[What to do]
1. Answer these questions about the passage on Hong Kong's annual policy address:
(a) What is the face value of each voucher given to people over 70?
(b) How many of these vouchers does each person receive a year?
(c) What amount do the tax and rate concessions to the wealthy and the middle class come to?
2. Reproduce the section of the passage on Hong Kong's policy address that starts at the words "It was other" and ends after the words "to almost $1bn.".
3. Write what comes next in the passage on Hong Kong's policy address, picking up after its final sentence.
*** Provided text ***
It was other people that I was thinking about yesterday, while reading the reports of the annual policy address made by Hong Kong’s Chief Executive, Donald Tsang. With the city’s fiscal reserves standing at over $50bn, he has decided to make it easier for the elderly to use private healthcare—by offering them an allowance of $32.24 per head, per year. That is, people over 70 are to receive five vouchers a year, each with a face value of $6.44, to use at private clinics or dental practices. It is a gesture of startling meanness, particularly when you consider that in the same address, Tsang made tax and rate concessions to the wealthy and the middle class amounting to almost $1bn.
*** Data provided ***
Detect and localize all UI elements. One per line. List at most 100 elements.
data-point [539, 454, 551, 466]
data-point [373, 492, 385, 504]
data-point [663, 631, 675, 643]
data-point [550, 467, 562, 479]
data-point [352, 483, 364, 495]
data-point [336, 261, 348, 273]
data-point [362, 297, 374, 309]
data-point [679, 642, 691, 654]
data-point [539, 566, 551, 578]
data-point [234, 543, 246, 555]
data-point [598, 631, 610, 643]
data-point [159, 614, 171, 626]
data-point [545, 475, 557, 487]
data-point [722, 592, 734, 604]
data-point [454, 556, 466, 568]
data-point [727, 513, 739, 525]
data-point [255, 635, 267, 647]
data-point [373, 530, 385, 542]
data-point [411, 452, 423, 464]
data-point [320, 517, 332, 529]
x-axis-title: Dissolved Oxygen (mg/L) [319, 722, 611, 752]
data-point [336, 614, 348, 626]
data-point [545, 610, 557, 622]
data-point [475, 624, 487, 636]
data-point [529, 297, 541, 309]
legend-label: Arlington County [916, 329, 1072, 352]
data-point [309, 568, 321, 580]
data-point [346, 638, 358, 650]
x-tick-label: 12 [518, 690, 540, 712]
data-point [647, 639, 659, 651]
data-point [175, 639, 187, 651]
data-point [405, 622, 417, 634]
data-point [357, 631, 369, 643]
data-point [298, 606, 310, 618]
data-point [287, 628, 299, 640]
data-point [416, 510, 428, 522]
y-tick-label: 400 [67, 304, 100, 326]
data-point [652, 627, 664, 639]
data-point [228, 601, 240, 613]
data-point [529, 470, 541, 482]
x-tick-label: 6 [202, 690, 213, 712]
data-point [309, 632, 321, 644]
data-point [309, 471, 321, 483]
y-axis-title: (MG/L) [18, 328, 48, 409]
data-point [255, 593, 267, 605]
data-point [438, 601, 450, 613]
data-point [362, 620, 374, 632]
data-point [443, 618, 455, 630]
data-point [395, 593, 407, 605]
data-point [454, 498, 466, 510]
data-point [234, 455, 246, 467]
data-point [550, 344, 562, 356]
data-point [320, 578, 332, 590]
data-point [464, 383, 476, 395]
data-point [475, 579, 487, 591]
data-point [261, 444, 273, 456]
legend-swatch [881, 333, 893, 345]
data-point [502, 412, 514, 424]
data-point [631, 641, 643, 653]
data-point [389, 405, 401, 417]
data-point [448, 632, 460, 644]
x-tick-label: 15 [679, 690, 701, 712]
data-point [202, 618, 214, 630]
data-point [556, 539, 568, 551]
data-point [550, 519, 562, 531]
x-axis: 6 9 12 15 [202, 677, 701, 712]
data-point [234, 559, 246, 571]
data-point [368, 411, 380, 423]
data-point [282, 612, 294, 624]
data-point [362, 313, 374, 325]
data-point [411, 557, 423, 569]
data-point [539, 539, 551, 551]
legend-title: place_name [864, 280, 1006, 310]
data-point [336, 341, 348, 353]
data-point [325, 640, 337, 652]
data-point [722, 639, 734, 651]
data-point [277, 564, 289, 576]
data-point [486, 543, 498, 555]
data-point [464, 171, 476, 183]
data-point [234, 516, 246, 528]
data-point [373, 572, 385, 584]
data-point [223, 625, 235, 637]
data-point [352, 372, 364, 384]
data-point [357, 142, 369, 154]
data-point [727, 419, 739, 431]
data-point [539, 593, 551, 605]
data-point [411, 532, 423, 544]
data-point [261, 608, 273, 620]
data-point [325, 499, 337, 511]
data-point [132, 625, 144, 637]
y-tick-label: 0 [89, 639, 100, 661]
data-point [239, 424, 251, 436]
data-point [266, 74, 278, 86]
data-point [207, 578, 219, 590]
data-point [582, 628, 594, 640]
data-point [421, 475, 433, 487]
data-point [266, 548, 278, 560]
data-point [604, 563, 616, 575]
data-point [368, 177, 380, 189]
***
[Answers given]
1.
(a) $6.44
(b) Five
(c) Almost $1bn

2.
It was other people that I was thinking about yesterday, while reading the reports of the annual policy address made by Hong Kong’s Chief Executive, Donald Tsang. With the city’s fiscal reserves standing at over $50bn, he has decided to make it easier for the elderly to use private healthcare—by offering them an allowance of $32.24 per head, per year. That is, people over 70 are to receive five vouchers a year, each with a face value of $6.44, to use at private clinics or dental practices. It is a gesture of startling meanness, particularly when you consider that in the same address, Tsang made tax and rate concessions to the wealthy and the middle class amounting to almost $1bn.

3.
The sum of $32.24, to give you an idea, wouldn’t even buy you lunch in a Hong Kong private hospital. It barely buys you a jar of vitamin supplements at the pharmacy. It might get you into a doctor’s waiting room in one of the shabbier districts, but it probably wouldn’t cover any medicine prescribed. And it wouldn’t buy you a nanosecond of my dentist’s time. A few hits of methadone are probably all the vouchers are good for, and there are plenty of senior junkies who would be glad of it, so I suppose I shouldn’t complain. (The oldsters who don’t need them can sell them at a mark-up to the ones jonesing at the rehab clinic gates.)
“I’m 63 myself,” Tsang said in the Legislative Council yesterday. “How can I not have the elderly in my heart?” He probably thought he was asking a rhetorical question, but it deserves a literal answer.